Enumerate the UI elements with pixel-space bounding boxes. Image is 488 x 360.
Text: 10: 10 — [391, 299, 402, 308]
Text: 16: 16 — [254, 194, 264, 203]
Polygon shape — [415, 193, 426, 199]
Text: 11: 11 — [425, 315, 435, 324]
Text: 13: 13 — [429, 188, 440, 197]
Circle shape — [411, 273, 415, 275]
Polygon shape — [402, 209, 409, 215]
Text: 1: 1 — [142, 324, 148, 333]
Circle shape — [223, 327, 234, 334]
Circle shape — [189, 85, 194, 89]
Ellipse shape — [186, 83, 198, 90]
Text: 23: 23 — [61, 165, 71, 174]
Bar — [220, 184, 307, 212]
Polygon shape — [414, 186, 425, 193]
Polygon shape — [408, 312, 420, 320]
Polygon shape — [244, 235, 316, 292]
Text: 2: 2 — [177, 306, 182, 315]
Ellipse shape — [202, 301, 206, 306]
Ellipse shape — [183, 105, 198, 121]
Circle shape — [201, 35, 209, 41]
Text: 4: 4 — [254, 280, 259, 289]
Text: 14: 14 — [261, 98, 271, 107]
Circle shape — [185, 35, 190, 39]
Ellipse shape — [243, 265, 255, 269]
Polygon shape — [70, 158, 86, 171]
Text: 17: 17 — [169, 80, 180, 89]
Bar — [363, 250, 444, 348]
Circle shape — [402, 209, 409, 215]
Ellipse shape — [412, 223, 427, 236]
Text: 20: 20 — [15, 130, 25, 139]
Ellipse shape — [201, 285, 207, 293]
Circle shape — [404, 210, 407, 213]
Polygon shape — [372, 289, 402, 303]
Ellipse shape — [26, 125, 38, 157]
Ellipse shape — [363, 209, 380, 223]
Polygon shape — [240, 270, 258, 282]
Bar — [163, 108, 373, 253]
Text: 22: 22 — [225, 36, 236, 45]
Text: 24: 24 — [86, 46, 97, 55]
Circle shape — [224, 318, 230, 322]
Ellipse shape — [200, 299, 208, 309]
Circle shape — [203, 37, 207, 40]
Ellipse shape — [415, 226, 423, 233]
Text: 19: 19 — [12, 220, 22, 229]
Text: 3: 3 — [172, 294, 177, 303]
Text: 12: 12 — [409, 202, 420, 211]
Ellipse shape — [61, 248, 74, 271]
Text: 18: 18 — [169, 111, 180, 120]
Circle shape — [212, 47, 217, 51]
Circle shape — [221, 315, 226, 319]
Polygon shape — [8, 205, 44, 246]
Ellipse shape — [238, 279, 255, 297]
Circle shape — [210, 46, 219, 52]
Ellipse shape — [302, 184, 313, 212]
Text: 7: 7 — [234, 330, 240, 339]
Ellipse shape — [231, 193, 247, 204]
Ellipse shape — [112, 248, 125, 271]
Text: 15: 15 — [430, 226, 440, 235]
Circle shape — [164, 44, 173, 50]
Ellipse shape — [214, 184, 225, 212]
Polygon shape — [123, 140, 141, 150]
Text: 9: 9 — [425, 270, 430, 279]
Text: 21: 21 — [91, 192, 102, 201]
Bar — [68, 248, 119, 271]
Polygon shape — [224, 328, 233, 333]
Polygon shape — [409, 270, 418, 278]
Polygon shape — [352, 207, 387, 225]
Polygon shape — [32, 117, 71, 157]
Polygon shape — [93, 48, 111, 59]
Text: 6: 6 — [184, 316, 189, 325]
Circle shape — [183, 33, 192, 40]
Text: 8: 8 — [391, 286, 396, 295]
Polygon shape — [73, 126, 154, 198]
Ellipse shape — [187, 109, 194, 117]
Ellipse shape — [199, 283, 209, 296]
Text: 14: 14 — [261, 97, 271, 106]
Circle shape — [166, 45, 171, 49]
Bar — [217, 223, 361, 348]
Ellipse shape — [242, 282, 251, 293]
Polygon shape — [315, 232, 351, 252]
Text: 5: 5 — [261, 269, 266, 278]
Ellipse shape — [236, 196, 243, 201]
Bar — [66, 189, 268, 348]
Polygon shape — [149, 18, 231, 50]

...

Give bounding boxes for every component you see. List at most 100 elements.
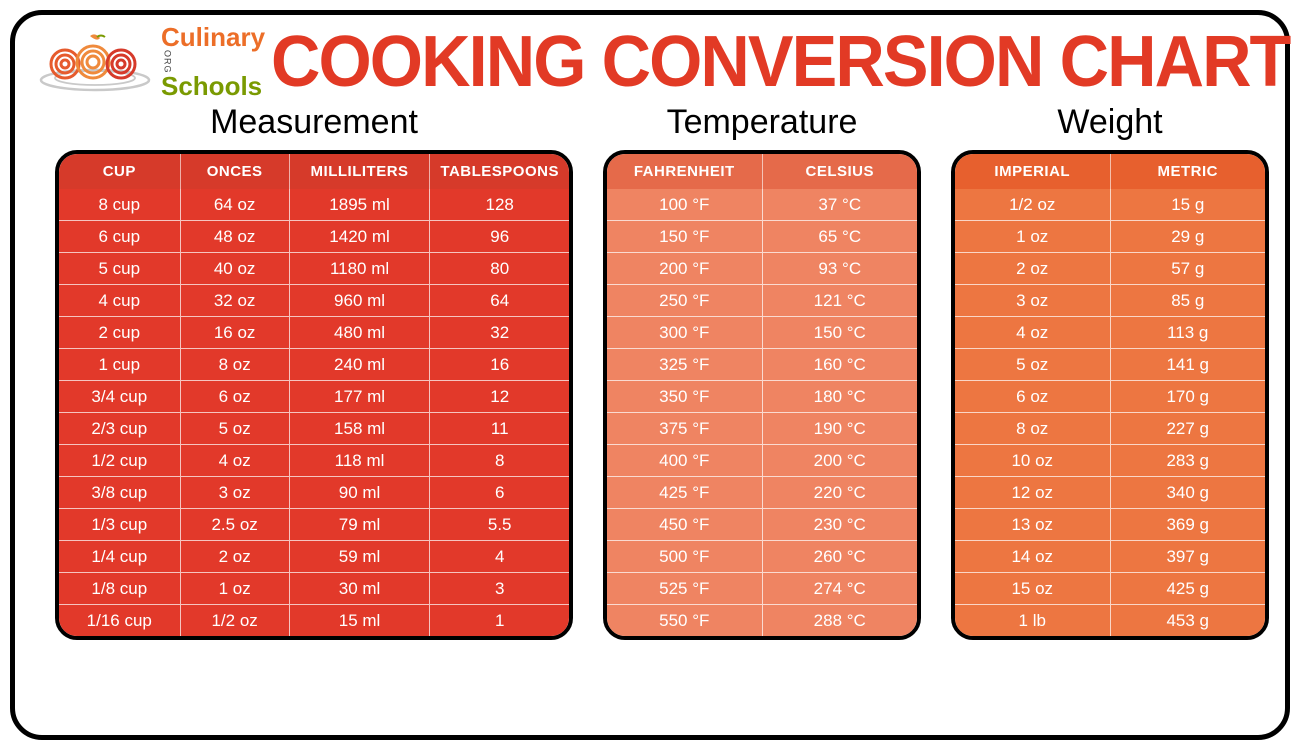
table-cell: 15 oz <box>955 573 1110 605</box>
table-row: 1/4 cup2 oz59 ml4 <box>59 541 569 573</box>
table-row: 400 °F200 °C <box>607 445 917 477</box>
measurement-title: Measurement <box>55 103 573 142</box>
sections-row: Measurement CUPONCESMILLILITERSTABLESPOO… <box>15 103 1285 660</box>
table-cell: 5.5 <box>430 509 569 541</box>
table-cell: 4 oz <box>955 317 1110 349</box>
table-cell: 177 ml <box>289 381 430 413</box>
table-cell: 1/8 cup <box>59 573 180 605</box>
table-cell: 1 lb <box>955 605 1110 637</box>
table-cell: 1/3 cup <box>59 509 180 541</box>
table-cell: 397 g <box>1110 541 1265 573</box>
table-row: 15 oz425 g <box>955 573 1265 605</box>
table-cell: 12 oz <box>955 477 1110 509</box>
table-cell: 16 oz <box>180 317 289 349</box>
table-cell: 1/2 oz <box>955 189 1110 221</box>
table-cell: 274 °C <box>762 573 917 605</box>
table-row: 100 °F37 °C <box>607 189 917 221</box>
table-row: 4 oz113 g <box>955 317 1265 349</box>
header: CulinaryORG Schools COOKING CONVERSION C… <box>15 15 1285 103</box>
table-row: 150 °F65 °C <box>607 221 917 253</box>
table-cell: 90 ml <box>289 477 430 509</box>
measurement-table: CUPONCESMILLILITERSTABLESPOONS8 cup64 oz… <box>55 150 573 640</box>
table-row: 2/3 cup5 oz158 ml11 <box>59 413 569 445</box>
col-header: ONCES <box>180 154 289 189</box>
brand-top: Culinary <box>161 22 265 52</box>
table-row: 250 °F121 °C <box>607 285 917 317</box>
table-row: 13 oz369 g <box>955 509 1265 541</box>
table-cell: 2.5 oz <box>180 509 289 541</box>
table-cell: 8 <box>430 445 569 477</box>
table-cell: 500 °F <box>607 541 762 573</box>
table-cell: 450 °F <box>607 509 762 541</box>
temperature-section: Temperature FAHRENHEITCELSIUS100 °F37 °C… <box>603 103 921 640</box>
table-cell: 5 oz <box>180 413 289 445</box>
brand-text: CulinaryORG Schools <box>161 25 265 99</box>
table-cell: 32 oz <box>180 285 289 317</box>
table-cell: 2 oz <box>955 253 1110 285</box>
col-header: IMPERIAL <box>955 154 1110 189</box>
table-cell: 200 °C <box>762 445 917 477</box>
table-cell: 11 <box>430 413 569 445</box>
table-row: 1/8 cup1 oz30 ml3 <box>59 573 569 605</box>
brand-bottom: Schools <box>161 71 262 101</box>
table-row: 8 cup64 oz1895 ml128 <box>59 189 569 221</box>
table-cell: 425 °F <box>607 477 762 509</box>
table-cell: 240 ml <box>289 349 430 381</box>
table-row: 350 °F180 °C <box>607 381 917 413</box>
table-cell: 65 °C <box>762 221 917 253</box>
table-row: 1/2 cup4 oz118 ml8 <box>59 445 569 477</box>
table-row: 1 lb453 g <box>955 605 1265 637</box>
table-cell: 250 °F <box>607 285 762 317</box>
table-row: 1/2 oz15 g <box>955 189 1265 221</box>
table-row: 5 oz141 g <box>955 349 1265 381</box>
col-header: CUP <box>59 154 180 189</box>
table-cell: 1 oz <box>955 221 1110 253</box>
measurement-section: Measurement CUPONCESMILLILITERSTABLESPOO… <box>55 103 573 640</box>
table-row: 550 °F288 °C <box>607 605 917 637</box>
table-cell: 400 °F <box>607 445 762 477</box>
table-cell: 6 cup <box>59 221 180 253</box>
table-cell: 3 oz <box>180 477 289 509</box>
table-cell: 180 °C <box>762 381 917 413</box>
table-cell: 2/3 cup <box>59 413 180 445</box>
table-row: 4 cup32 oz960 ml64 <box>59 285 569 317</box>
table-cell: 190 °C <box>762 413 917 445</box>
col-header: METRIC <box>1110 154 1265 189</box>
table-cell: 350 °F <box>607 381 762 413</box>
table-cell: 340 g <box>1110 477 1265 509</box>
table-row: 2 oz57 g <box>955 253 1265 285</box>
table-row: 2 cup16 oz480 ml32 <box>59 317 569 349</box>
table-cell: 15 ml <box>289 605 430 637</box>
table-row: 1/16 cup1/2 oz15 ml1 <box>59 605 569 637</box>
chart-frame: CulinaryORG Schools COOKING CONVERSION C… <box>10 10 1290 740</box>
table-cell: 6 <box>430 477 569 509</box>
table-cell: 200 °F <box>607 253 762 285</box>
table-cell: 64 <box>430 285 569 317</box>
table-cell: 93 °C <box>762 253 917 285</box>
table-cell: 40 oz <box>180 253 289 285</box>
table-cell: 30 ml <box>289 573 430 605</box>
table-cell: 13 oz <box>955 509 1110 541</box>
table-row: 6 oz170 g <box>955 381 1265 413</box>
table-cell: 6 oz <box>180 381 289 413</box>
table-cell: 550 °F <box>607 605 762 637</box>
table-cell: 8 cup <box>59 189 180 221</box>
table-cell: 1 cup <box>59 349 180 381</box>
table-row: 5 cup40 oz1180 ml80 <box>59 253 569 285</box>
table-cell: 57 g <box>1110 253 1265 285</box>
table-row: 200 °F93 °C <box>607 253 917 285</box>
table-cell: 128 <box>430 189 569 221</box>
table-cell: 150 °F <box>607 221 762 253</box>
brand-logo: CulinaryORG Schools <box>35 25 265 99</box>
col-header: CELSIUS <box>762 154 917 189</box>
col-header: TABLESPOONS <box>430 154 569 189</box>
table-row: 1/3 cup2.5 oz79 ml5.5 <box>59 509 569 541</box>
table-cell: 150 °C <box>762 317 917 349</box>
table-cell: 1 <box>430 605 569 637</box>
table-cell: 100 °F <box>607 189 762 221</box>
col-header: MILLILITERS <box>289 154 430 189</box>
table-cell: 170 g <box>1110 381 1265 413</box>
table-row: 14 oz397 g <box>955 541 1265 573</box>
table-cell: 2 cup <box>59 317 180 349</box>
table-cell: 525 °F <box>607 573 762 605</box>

◆ **Brief**:
Copy the lines word for word, starting with the line containing "Enumerate the UI" and ending with the line containing "Circle shape — [164, 44, 173, 50]", both included.

◆ **Answer**:
Enumerate the UI elements with pixel-space bounding boxes. Image is 488 x 360.
Text: 10: 10 — [391, 299, 402, 308]
Text: 16: 16 — [254, 194, 264, 203]
Polygon shape — [415, 193, 426, 199]
Text: 11: 11 — [425, 315, 435, 324]
Text: 13: 13 — [429, 188, 440, 197]
Circle shape — [411, 273, 415, 275]
Polygon shape — [402, 209, 409, 215]
Text: 1: 1 — [142, 324, 148, 333]
Circle shape — [223, 327, 234, 334]
Circle shape — [189, 85, 194, 89]
Ellipse shape — [186, 83, 198, 90]
Text: 23: 23 — [61, 165, 71, 174]
Bar — [220, 184, 307, 212]
Polygon shape — [414, 186, 425, 193]
Polygon shape — [408, 312, 420, 320]
Polygon shape — [244, 235, 316, 292]
Text: 2: 2 — [177, 306, 182, 315]
Ellipse shape — [202, 301, 206, 306]
Ellipse shape — [183, 105, 198, 121]
Circle shape — [201, 35, 209, 41]
Text: 4: 4 — [254, 280, 259, 289]
Text: 14: 14 — [261, 98, 271, 107]
Circle shape — [185, 35, 190, 39]
Ellipse shape — [243, 265, 255, 269]
Polygon shape — [70, 158, 86, 171]
Text: 17: 17 — [169, 80, 180, 89]
Bar — [363, 250, 444, 348]
Circle shape — [402, 209, 409, 215]
Ellipse shape — [412, 223, 427, 236]
Text: 20: 20 — [15, 130, 25, 139]
Ellipse shape — [201, 285, 207, 293]
Circle shape — [404, 210, 407, 213]
Polygon shape — [372, 289, 402, 303]
Ellipse shape — [26, 125, 38, 157]
Ellipse shape — [363, 209, 380, 223]
Polygon shape — [240, 270, 258, 282]
Bar — [163, 108, 373, 253]
Text: 22: 22 — [225, 36, 236, 45]
Text: 24: 24 — [86, 46, 97, 55]
Circle shape — [224, 318, 230, 322]
Ellipse shape — [200, 299, 208, 309]
Circle shape — [203, 37, 207, 40]
Ellipse shape — [415, 226, 423, 233]
Text: 19: 19 — [12, 220, 22, 229]
Text: 3: 3 — [172, 294, 177, 303]
Text: 12: 12 — [409, 202, 420, 211]
Ellipse shape — [61, 248, 74, 271]
Text: 18: 18 — [169, 111, 180, 120]
Circle shape — [212, 47, 217, 51]
Circle shape — [221, 315, 226, 319]
Polygon shape — [8, 205, 44, 246]
Ellipse shape — [238, 279, 255, 297]
Circle shape — [210, 46, 219, 52]
Ellipse shape — [302, 184, 313, 212]
Text: 7: 7 — [234, 330, 240, 339]
Ellipse shape — [231, 193, 247, 204]
Ellipse shape — [112, 248, 125, 271]
Text: 15: 15 — [430, 226, 440, 235]
Circle shape — [164, 44, 173, 50]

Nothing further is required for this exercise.